— start —

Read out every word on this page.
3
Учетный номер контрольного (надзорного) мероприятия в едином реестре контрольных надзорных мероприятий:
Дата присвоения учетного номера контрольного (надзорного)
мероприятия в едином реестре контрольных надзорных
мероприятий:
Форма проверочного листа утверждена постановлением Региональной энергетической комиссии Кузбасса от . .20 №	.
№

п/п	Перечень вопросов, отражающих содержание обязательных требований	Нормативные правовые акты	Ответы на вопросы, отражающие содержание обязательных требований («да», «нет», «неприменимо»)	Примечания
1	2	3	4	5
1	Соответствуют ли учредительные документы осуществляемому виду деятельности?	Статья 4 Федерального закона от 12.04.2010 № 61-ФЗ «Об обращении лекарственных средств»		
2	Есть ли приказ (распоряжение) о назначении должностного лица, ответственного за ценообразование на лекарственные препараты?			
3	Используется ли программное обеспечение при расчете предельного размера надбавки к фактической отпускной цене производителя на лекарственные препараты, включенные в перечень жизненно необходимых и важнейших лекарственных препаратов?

— end —
— start —

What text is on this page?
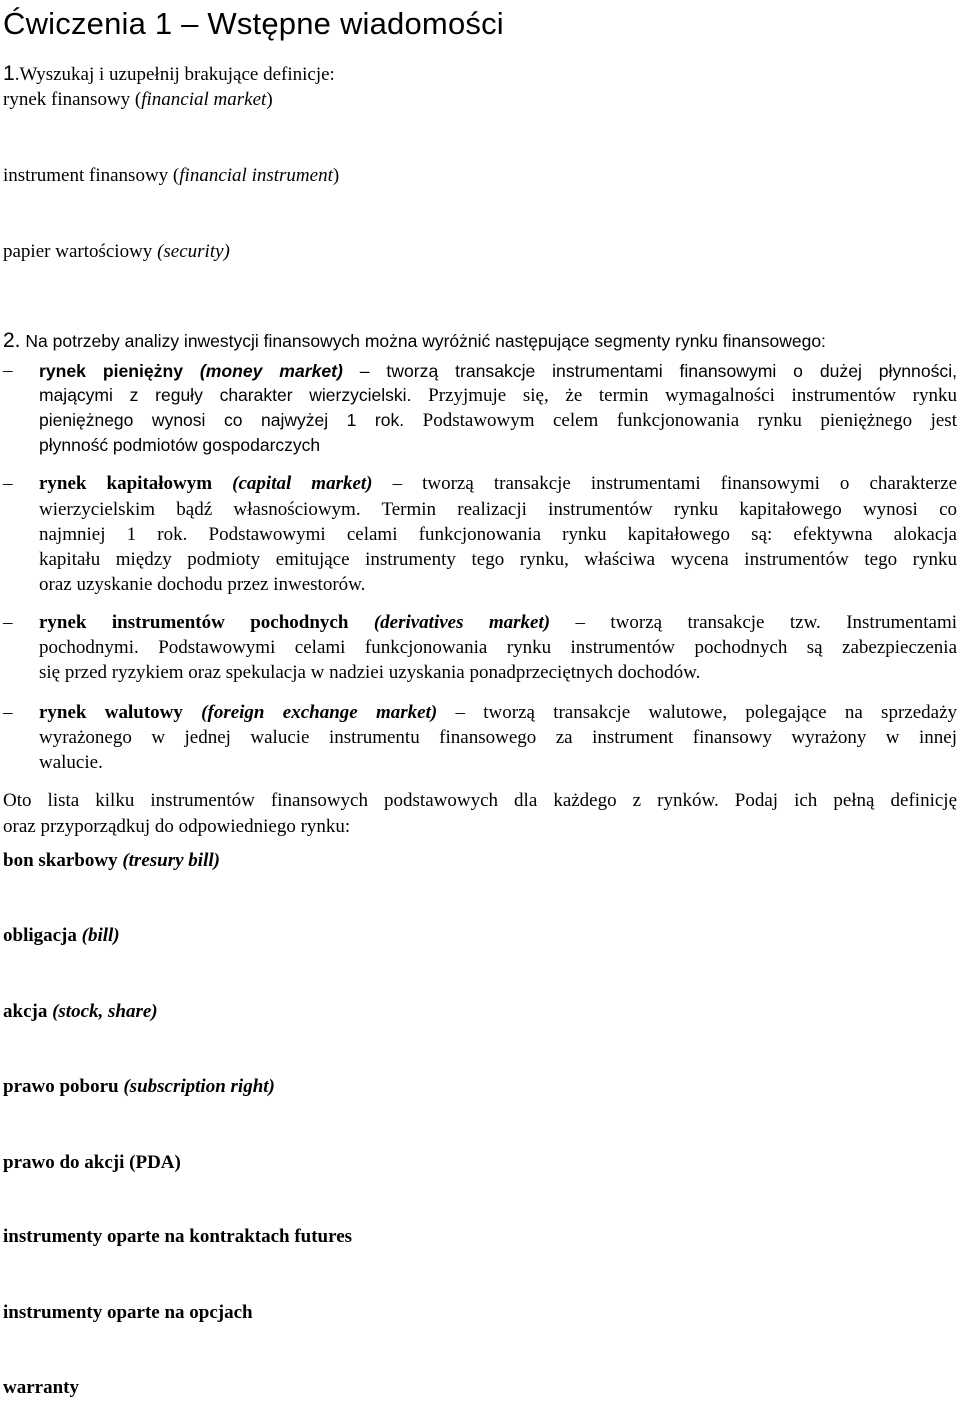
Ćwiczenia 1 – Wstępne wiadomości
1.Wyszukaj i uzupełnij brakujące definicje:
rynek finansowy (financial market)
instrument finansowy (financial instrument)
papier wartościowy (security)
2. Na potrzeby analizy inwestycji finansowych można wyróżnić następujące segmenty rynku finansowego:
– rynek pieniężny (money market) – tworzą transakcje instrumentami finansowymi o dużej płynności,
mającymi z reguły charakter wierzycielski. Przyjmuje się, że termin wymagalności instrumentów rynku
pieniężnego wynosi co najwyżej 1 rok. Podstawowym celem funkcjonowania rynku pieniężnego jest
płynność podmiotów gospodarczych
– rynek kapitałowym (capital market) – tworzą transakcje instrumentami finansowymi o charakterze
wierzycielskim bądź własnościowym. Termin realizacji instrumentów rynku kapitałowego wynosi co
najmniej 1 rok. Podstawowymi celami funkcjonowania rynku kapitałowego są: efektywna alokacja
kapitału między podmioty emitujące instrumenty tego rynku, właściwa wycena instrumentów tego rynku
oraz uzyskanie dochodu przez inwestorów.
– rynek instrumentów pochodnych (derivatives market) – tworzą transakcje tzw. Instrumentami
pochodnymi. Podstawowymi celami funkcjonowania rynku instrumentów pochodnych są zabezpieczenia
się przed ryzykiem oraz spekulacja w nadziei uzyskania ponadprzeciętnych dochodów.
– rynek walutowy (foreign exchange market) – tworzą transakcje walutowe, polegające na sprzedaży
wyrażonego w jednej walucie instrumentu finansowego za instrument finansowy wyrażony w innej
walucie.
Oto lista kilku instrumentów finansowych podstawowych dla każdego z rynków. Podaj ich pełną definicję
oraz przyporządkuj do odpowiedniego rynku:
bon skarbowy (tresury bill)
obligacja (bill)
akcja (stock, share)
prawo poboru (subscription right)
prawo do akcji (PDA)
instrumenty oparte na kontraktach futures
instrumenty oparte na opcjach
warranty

— end —
— start —

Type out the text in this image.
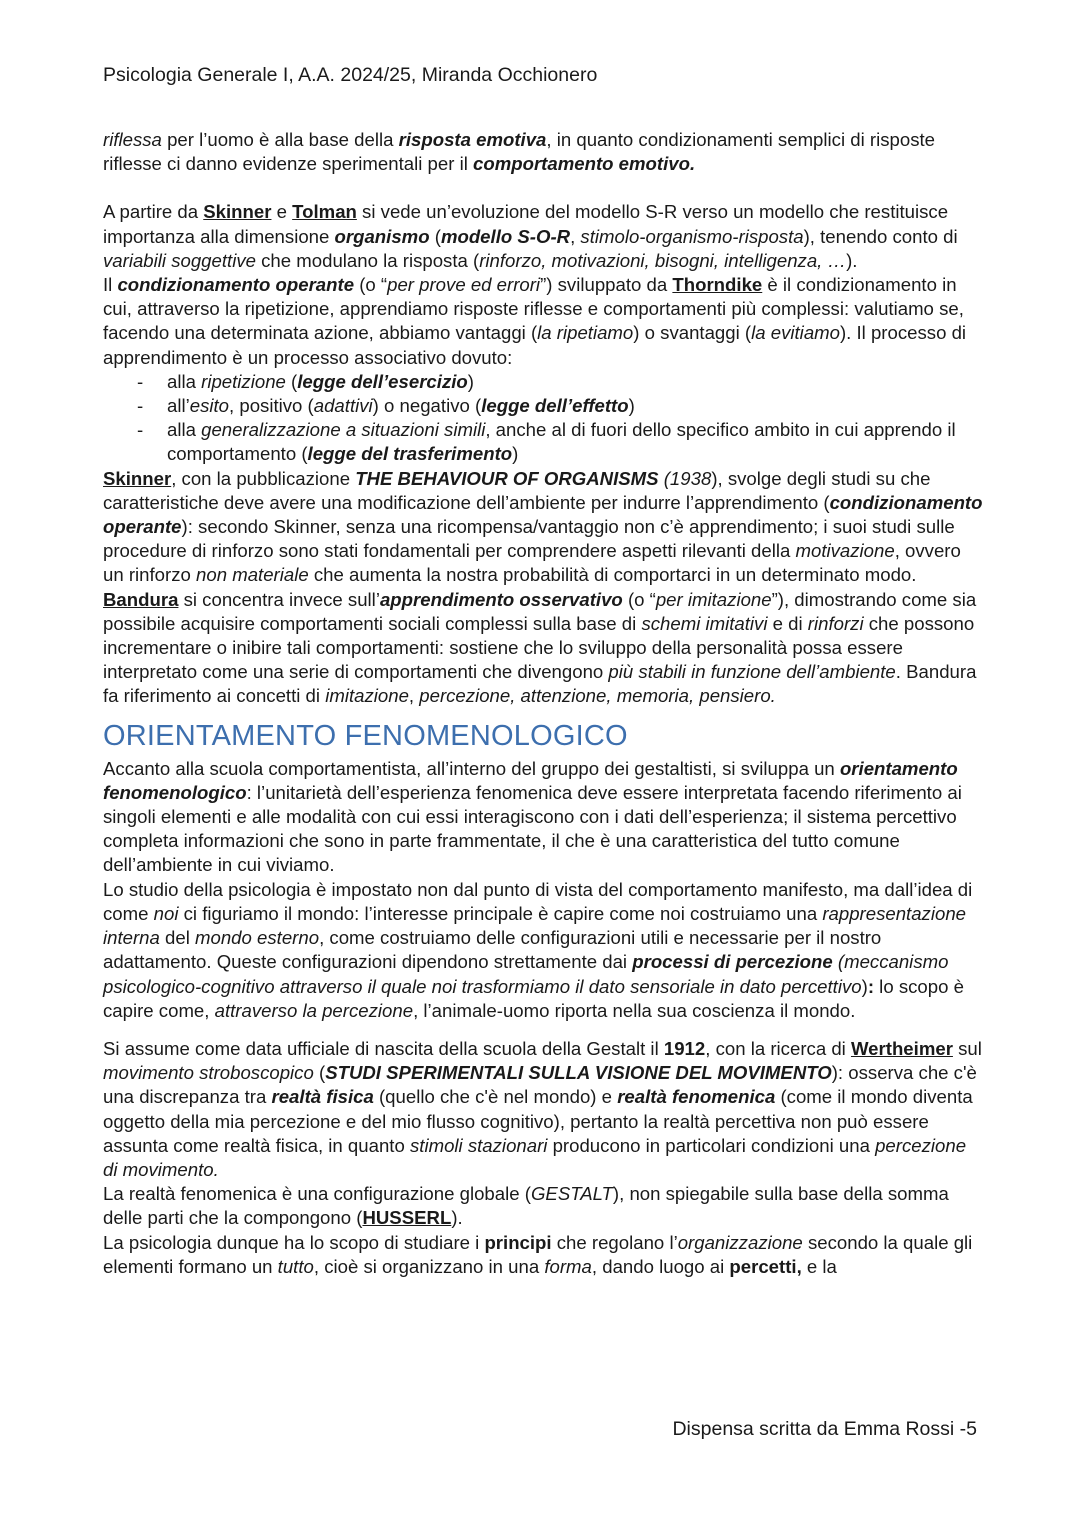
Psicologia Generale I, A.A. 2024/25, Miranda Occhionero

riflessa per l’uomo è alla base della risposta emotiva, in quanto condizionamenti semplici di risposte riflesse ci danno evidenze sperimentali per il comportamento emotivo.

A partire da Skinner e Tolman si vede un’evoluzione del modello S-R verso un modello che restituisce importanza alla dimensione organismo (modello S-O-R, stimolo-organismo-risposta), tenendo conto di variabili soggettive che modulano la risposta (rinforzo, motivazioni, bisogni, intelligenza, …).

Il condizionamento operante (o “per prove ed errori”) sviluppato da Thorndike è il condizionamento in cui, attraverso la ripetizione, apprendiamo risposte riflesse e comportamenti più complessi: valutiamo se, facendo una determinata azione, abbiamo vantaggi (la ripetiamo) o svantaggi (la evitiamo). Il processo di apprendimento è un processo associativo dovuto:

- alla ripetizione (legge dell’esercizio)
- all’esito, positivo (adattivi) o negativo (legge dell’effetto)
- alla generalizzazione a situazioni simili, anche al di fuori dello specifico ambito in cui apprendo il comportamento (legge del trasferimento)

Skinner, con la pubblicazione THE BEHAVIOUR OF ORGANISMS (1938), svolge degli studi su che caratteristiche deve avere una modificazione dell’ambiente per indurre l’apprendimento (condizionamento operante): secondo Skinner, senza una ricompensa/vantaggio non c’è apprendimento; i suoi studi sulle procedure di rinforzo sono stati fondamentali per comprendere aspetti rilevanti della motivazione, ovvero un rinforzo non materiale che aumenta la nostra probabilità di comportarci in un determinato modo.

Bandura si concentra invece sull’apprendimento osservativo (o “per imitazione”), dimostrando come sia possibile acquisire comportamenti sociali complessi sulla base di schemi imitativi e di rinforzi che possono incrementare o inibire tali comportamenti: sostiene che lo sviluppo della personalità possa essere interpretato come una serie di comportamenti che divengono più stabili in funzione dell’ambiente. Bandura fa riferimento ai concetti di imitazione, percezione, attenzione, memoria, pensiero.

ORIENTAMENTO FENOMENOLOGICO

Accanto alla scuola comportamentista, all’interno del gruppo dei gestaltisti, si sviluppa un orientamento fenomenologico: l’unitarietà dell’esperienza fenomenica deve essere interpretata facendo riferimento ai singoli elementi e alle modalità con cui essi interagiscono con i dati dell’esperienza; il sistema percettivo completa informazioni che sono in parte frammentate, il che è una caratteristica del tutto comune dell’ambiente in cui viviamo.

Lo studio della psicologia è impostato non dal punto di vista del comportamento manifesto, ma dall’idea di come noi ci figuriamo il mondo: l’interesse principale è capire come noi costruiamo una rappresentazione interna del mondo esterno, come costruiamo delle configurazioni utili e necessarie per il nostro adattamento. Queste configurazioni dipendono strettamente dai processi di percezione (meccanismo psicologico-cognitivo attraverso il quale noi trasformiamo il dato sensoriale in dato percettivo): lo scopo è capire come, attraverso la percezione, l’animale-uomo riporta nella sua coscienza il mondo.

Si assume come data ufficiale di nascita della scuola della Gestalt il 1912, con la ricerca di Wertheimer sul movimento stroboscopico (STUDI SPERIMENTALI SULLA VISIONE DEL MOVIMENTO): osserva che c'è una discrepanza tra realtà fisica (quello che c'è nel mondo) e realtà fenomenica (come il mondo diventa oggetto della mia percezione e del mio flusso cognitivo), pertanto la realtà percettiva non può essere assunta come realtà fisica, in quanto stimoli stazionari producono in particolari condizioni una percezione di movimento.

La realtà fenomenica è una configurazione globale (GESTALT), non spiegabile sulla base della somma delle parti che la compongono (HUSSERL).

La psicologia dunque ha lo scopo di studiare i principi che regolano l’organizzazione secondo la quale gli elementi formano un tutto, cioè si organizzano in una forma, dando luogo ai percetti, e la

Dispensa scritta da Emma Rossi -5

— end —

What is required »
Tally the lines of the records holding the word "kapitałowego", then state only the tally.

Solution to this task »
2